> _Written exercise_
Would you restate all the data that follows, word for word?

(Raw records)

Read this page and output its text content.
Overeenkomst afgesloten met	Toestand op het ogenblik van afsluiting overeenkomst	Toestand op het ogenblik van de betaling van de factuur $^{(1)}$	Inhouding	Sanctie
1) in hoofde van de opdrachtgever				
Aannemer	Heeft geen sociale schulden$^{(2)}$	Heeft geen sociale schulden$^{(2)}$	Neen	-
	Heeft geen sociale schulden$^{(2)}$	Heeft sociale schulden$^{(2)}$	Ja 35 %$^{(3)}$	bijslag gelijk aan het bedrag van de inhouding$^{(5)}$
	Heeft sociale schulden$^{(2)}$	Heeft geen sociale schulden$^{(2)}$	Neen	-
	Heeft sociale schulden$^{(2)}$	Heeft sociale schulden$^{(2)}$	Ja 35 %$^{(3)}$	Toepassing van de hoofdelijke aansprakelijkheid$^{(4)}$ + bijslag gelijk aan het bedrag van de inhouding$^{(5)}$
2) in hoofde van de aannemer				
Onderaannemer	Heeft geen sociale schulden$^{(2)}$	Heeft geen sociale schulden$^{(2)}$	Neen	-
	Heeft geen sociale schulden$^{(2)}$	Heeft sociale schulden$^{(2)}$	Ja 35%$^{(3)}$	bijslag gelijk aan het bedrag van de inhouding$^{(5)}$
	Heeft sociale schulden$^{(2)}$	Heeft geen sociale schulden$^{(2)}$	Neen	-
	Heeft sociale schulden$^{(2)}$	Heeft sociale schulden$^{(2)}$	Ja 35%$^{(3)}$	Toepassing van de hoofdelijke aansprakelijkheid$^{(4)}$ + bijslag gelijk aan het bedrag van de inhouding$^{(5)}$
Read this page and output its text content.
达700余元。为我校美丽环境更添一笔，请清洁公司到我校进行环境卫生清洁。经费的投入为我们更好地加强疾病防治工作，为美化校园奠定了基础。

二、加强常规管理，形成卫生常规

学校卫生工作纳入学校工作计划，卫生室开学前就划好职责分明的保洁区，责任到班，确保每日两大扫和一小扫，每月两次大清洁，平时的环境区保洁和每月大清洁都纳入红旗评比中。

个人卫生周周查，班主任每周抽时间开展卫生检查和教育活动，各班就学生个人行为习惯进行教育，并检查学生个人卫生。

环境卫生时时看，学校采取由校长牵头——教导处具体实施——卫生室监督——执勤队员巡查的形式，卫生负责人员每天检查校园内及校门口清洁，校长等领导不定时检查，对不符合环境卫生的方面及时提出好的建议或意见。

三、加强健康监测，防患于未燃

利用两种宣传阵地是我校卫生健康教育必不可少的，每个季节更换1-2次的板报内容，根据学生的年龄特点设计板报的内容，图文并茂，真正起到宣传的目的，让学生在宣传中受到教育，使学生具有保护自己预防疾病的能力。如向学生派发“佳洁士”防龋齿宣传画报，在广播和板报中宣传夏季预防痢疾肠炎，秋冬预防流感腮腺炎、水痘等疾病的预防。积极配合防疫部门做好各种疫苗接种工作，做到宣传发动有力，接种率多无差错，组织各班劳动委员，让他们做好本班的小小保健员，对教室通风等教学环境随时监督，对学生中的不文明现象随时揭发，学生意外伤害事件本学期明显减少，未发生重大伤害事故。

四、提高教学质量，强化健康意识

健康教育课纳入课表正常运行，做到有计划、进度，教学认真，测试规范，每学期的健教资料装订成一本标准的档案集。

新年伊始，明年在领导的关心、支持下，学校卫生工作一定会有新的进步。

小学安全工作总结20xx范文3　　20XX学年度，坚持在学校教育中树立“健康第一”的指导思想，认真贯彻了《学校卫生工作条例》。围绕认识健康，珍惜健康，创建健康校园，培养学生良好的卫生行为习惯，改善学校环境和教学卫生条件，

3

> _The output_
Read this page and output its text content.
Overeenkomst afgesloten met	Toestand op het ogenblik van afsluiting overeenkomst	Toestand op het ogenblik van de betaling van de factuur $^{(1)}$	Inhouding	Sanctie
1) in hoofde van de opdrachtgever				
Aannemer	Heeft geen sociale schulden$^{(2)}$	Heeft geen sociale schulden$^{(2)}$	Neen	-
	Heeft geen sociale schulden$^{(2)}$	Heeft sociale schulden$^{(2)}$	Ja 35 %$^{(3)}$	bijslag gelijk aan het bedrag van de inhouding$^{(5)}$
	Heeft sociale schulden$^{(2)}$	Heeft geen sociale schulden$^{(2)}$	Neen	-
	Heeft sociale schulden$^{(2)}$	Heeft sociale schulden$^{(2)}$	Ja 35 %$^{(3)}$	Toepassing van de hoofdelijke aansprakelijkheid$^{(4)}$ + bijslag gelijk aan het bedrag van de inhouding$^{(5)}$
2) in hoofde van de aannemer				
Onderaannemer	Heeft geen sociale schulden$^{(2)}$	Heeft geen sociale schulden$^{(2)}$	Neen	-
	Heeft geen sociale schulden$^{(2)}$	Heeft sociale schulden$^{(2)}$	Ja 35%$^{(3)}$	bijslag gelijk aan het bedrag van de inhouding$^{(5)}$
	Heeft sociale schulden$^{(2)}$	Heeft geen sociale schulden$^{(2)}$	Neen	-
	Heeft sociale schulden$^{(2)}$	Heeft sociale schulden$^{(2)}$	Ja 35%$^{(3)}$	Toepassing van de hoofdelijke aansprakelijkheid$^{(4)}$ + bijslag gelijk aan het bedrag van de inhouding$^{(5)}$
Read this page and output its text content.
达700余元。为我校美丽环境更添一笔，请清洁公司到我校进行环境卫生清洁。经费的投入为我们更好地加强疾病防治工作，为美化校园奠定了基础。

二、加强常规管理，形成卫生常规

学校卫生工作纳入学校工作计划，卫生室开学前就划好职责分明的保洁区，责任到班，确保每日两大扫和一小扫，每月两次大清洁，平时的环境区保洁和每月大清洁都纳入红旗评比中。

个人卫生周周查，班主任每周抽时间开展卫生检查和教育活动，各班就学生个人行为习惯进行教育，并检查学生个人卫生。

环境卫生时时看，学校采取由校长牵头——教导处具体实施——卫生室监督——执勤队员巡查的形式，卫生负责人员每天检查校园内及校门口清洁，校长等领导不定时检查，对不符合环境卫生的方面及时提出好的建议或意见。

三、加强健康监测，防患于未燃

利用两种宣传阵地是我校卫生健康教育必不可少的，每个季节更换1-2次的板报内容，根据学生的年龄特点设计板报的内容，图文并茂，真正起到宣传的目的，让学生在宣传中受到教育，使学生具有保护自己预防疾病的能力。如向学生派发“佳洁士”防龋齿宣传画报，在广播和板报中宣传夏季预防痢疾肠炎，秋冬预防流感腮腺炎、水痘等疾病的预防。积极配合防疫部门做好各种疫苗接种工作，做到宣传发动有力，接种率多无差错，组织各班劳动委员，让他们做好本班的小小保健员，对教室通风等教学环境随时监督，对学生中的不文明现象随时揭发，学生意外伤害事件本学期明显减少，未发生重大伤害事故。

四、提高教学质量，强化健康意识

健康教育课纳入课表正常运行，做到有计划、进度，教学认真，测试规范，每学期的健教资料装订成一本标准的档案集。

新年伊始，明年在领导的关心、支持下，学校卫生工作一定会有新的进步。

小学安全工作总结20xx范文3　　20XX学年度，坚持在学校教育中树立“健康第一”的指导思想，认真贯彻了《学校卫生工作条例》。围绕认识健康，珍惜健康，创建健康校园，培养学生良好的卫生行为习惯，改善学校环境和教学卫生条件，

3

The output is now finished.